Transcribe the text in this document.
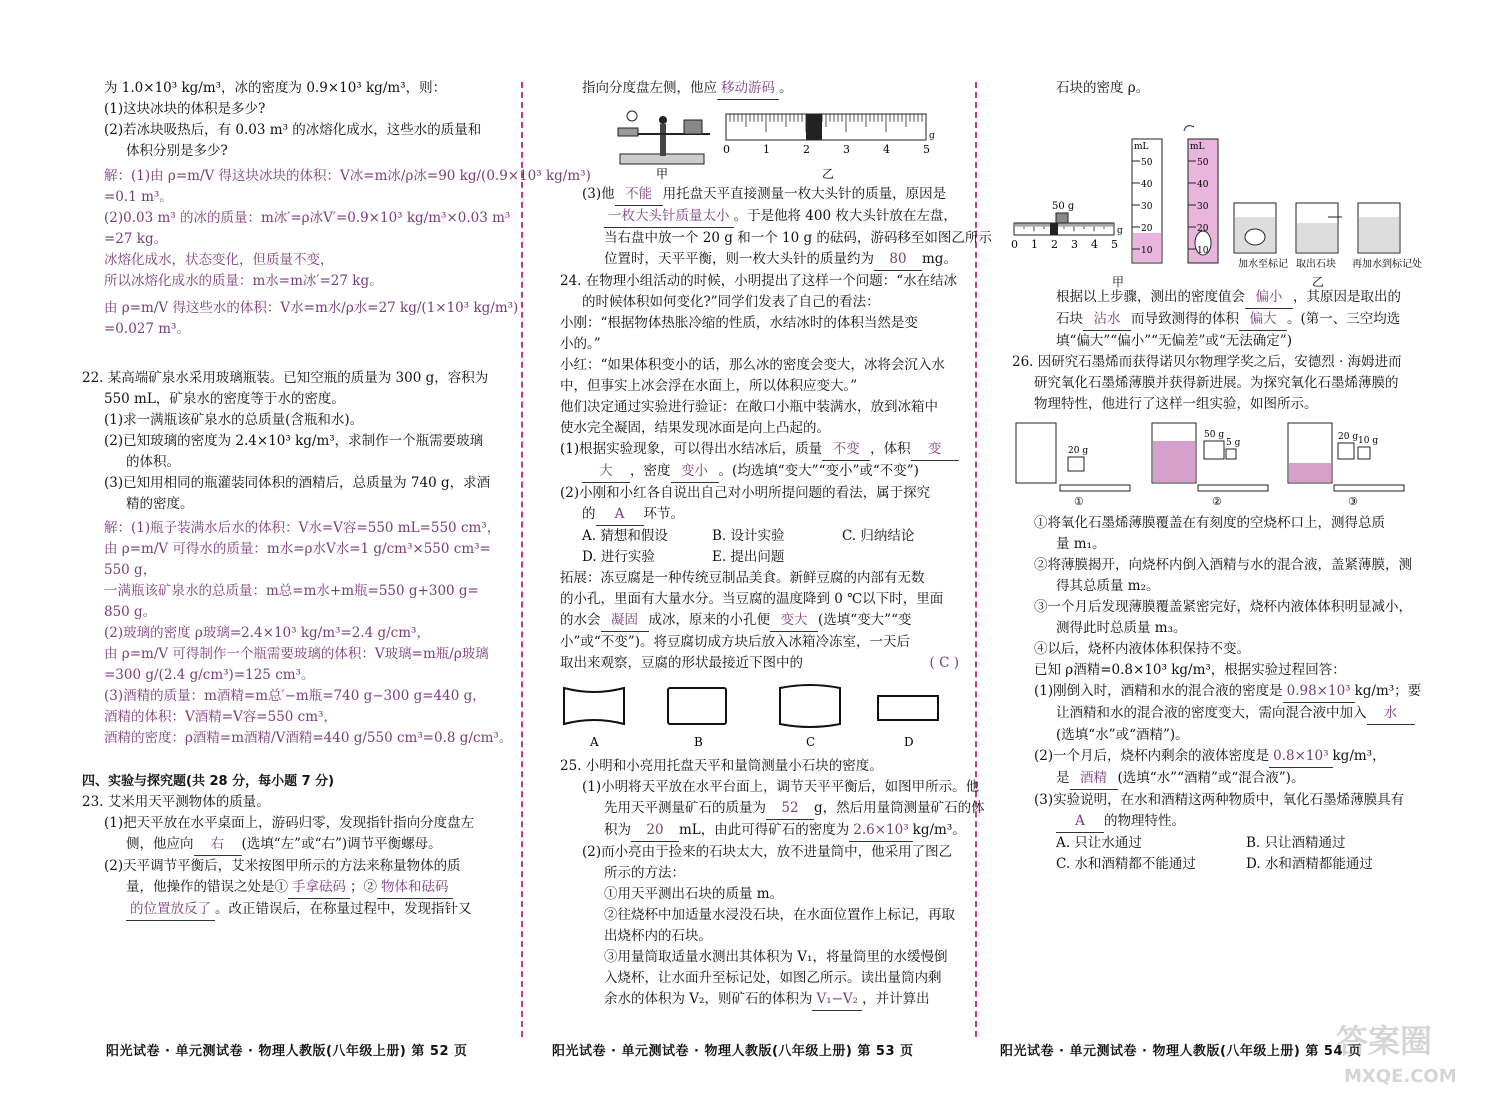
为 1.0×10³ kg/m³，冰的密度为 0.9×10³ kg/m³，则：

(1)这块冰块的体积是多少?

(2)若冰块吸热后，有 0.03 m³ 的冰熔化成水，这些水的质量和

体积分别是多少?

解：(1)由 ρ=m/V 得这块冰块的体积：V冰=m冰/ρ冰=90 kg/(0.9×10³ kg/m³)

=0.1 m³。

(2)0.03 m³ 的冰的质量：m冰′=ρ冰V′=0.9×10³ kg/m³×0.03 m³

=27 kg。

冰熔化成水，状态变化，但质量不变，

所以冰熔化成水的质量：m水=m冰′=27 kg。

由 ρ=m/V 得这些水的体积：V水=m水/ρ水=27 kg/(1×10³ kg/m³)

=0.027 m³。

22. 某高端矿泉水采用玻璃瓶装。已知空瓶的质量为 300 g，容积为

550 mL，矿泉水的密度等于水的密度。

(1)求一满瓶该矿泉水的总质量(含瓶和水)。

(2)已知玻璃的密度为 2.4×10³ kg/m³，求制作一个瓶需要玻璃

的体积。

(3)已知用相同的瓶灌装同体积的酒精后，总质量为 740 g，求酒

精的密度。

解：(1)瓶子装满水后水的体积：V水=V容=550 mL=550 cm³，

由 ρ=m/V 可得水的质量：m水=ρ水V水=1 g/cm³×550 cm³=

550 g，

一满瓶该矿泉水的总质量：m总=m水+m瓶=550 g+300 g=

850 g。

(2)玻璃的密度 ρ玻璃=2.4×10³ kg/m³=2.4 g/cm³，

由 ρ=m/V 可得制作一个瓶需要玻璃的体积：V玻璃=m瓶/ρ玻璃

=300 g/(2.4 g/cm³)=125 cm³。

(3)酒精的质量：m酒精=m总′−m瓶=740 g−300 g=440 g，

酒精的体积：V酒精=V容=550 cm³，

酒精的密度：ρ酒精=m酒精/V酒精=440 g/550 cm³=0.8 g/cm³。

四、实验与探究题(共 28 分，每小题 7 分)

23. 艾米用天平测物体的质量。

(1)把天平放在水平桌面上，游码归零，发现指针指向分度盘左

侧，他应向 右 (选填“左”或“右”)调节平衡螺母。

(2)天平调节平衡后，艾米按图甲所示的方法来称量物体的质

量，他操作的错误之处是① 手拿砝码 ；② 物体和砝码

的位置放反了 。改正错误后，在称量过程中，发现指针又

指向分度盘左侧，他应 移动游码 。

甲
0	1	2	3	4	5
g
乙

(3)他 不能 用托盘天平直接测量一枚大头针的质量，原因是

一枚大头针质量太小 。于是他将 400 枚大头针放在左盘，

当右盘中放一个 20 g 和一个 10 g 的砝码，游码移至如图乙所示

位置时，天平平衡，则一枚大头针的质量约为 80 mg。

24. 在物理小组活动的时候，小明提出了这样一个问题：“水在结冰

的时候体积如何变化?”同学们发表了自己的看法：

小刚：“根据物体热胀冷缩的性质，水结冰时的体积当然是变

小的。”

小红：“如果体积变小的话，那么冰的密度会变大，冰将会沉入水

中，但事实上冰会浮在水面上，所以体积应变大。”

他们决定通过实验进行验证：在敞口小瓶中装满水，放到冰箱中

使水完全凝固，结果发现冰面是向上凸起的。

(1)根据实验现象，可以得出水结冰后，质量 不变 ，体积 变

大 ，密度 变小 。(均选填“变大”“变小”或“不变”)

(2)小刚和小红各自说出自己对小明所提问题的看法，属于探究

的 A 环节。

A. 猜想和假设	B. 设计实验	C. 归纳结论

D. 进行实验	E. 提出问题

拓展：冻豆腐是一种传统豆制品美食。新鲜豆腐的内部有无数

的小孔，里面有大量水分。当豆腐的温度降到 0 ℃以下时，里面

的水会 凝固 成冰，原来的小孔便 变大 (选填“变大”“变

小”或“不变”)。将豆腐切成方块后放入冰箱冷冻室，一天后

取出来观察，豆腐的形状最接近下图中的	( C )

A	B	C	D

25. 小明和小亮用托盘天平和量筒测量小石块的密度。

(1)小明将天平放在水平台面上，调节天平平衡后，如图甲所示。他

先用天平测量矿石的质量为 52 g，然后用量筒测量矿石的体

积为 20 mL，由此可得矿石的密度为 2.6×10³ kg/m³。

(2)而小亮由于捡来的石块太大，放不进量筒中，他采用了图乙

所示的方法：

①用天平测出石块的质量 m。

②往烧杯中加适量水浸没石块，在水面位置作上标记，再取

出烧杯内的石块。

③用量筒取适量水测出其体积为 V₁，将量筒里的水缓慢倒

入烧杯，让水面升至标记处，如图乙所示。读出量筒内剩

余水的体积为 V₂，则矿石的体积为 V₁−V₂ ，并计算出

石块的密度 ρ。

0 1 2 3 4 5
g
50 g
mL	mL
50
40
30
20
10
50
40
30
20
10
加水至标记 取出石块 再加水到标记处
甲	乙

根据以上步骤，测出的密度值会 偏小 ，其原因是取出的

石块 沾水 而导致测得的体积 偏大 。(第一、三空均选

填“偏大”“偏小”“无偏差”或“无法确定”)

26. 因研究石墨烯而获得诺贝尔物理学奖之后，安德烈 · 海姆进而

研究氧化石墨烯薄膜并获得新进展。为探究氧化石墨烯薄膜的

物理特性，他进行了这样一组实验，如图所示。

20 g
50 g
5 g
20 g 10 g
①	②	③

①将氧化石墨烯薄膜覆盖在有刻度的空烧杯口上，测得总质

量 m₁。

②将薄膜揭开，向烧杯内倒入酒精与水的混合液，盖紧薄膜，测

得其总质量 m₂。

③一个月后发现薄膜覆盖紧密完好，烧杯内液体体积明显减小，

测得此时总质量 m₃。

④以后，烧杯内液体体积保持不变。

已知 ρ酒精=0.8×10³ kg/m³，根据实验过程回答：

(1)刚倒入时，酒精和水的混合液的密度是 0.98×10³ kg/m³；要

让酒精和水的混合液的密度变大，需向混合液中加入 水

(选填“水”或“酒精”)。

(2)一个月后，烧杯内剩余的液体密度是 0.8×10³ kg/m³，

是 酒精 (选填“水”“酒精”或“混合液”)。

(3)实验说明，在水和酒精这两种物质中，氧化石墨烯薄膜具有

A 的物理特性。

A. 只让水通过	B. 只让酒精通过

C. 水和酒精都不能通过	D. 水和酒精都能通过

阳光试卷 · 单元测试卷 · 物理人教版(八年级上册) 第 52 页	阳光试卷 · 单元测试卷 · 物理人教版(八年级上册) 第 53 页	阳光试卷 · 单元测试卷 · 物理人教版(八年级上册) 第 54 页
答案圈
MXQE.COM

____

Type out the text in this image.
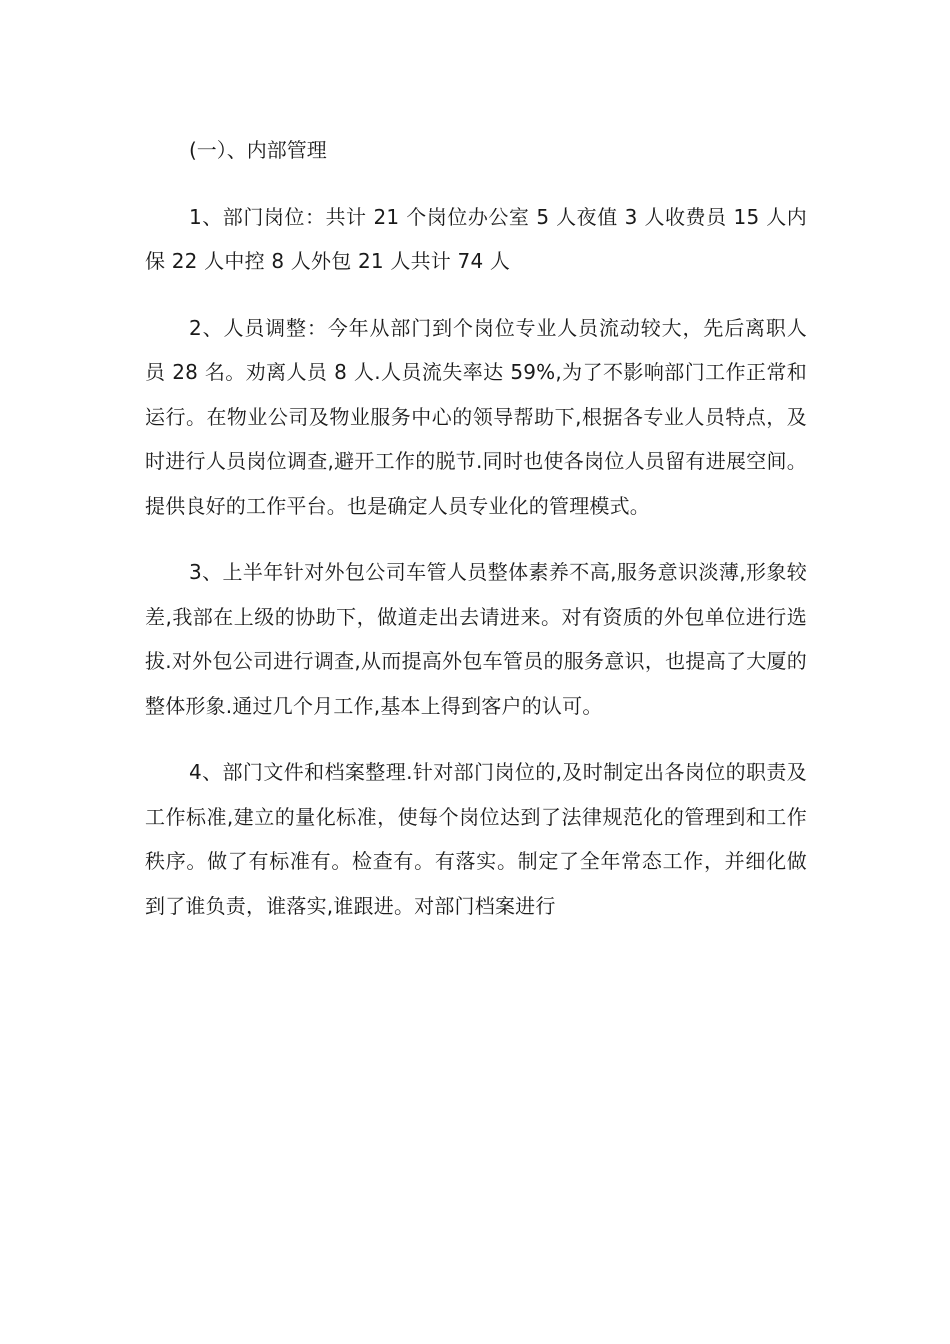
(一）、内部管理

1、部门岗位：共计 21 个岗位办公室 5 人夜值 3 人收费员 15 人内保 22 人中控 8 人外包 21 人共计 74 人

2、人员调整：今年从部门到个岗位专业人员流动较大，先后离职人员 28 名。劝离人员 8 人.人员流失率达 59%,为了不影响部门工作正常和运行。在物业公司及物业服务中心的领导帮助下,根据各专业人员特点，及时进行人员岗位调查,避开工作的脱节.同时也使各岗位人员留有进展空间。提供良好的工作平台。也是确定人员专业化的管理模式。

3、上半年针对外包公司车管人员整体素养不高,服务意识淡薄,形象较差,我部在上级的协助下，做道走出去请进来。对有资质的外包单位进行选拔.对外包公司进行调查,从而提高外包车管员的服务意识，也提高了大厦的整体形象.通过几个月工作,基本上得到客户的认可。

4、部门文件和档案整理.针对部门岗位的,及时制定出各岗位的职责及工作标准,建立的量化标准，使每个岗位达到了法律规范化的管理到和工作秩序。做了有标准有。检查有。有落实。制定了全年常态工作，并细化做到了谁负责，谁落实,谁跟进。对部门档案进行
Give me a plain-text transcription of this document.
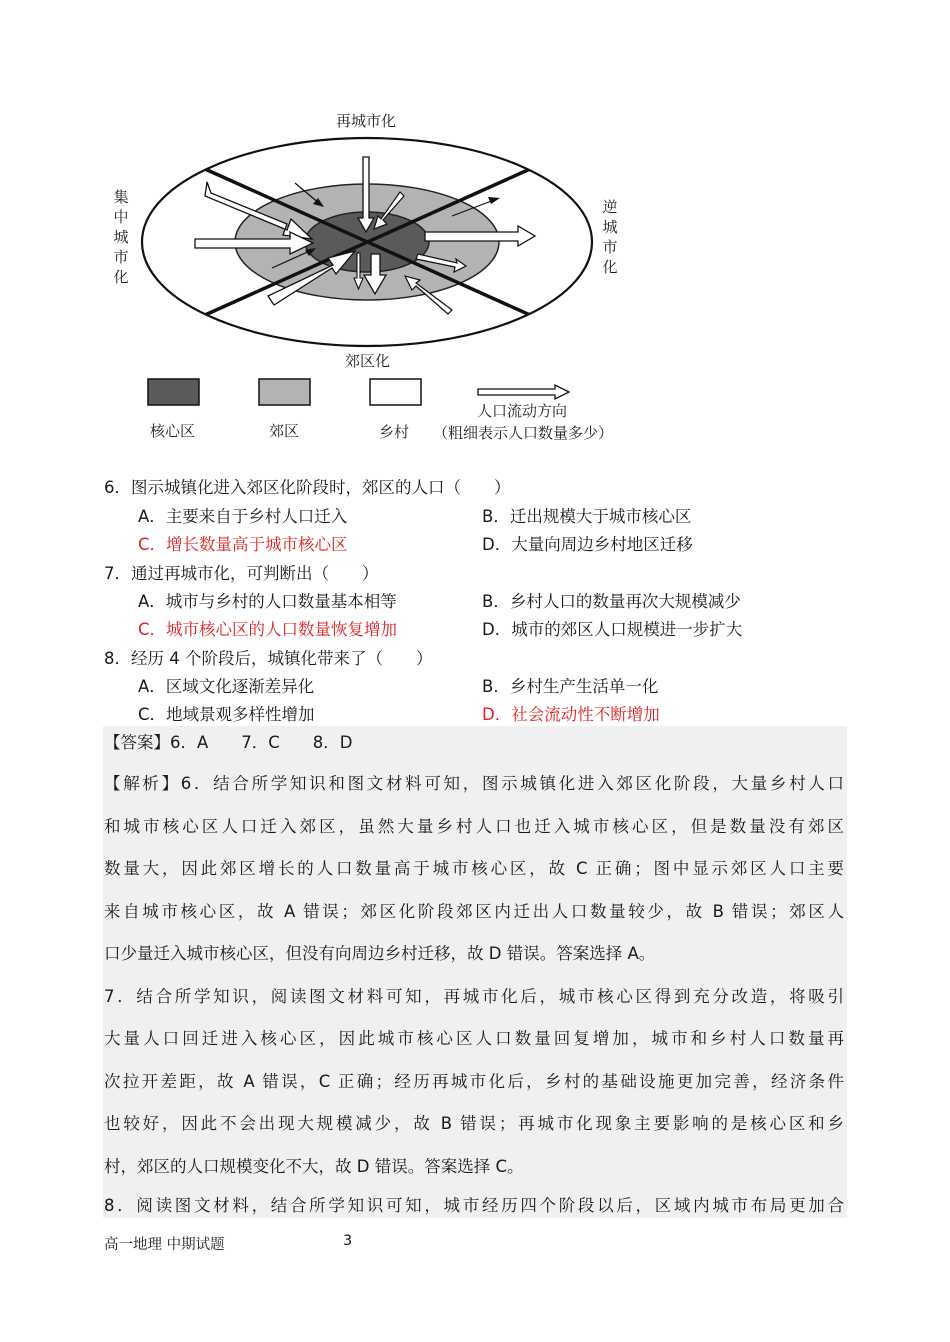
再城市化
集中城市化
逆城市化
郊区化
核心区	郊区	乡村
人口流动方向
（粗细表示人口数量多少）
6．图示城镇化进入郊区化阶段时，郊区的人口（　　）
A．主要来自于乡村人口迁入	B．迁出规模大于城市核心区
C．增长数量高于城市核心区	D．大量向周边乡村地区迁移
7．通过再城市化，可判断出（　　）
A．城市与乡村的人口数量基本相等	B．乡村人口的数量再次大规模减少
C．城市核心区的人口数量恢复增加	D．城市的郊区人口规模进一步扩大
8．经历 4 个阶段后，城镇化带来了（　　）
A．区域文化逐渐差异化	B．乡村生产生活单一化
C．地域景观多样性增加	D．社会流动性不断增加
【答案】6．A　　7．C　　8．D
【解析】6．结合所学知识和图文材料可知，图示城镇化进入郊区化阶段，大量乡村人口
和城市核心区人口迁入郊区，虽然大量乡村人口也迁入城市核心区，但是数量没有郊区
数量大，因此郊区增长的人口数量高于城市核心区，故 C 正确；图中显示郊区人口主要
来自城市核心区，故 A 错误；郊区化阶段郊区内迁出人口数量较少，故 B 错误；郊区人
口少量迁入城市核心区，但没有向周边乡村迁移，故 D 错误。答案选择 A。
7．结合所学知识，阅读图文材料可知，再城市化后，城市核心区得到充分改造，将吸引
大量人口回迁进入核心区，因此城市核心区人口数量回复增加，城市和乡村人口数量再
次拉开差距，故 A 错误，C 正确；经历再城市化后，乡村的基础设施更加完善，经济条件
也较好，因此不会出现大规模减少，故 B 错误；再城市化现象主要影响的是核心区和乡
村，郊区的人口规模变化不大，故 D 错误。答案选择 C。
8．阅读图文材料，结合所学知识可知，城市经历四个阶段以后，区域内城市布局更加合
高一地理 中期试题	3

____

**What you need to do:**
Pick out the lines that have the word "this". Copy them all.

**Result:**
Transcribe the text in this document.
Type out the text in this image.
Give me a plain-text transcription of this document.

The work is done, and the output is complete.